▶ [Brief] Lift out all lines below that contain "population".

— Start Input for this task —

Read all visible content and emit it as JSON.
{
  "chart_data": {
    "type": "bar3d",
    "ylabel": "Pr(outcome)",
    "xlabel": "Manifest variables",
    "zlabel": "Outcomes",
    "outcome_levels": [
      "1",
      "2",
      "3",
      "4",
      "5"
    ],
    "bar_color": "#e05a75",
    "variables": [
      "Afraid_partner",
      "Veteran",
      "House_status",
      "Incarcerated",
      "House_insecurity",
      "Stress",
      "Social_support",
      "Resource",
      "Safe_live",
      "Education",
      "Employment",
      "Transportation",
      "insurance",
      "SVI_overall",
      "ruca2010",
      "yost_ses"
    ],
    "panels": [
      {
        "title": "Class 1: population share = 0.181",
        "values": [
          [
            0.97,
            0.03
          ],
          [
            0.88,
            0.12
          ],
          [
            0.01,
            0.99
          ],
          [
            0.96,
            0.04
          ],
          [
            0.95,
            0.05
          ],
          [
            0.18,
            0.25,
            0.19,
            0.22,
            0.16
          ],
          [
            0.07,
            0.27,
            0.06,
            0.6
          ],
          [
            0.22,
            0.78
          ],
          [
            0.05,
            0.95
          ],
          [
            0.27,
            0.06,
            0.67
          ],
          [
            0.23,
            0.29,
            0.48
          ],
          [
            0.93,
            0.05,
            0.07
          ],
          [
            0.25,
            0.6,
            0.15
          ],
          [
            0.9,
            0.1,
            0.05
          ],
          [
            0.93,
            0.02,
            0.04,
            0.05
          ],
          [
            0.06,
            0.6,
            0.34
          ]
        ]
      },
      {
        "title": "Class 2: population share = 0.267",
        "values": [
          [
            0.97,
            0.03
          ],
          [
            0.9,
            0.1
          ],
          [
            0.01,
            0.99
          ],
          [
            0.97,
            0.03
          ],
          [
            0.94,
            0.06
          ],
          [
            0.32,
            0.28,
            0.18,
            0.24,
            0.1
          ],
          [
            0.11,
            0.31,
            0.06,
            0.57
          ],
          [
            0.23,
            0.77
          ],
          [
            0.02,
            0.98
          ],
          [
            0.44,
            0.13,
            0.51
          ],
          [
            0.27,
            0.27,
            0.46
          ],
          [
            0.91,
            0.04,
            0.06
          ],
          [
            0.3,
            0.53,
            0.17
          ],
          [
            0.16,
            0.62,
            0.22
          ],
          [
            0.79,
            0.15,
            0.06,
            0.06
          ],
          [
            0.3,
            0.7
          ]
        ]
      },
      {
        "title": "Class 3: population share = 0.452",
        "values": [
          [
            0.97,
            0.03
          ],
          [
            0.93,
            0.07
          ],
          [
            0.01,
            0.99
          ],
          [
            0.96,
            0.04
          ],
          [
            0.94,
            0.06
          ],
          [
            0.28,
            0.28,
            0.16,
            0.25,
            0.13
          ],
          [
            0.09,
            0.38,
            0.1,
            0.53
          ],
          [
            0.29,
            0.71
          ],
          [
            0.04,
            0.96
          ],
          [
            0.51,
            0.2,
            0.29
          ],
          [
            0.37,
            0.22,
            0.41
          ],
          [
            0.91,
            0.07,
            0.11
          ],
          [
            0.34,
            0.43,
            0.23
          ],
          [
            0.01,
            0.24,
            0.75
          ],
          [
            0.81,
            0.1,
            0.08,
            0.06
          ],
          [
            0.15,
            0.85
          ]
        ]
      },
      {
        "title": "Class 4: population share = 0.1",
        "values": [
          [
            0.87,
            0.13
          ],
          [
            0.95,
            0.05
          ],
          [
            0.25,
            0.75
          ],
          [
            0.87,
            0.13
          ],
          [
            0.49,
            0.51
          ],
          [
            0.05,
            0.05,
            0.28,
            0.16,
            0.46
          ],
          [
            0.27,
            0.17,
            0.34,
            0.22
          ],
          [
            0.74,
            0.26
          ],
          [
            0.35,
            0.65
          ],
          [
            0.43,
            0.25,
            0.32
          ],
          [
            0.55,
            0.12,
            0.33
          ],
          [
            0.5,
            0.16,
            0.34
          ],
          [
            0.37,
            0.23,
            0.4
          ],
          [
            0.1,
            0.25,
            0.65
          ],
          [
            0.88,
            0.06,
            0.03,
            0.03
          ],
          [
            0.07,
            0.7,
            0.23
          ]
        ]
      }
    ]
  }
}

— End Input for this task —

▶ [Reply to the exercise]
        "title": "Class 1: population share = 0.181",
        "title": "Class 2: population share = 0.267",
        "title": "Class 3: population share = 0.452",
        "title": "Class 4: population share = 0.1",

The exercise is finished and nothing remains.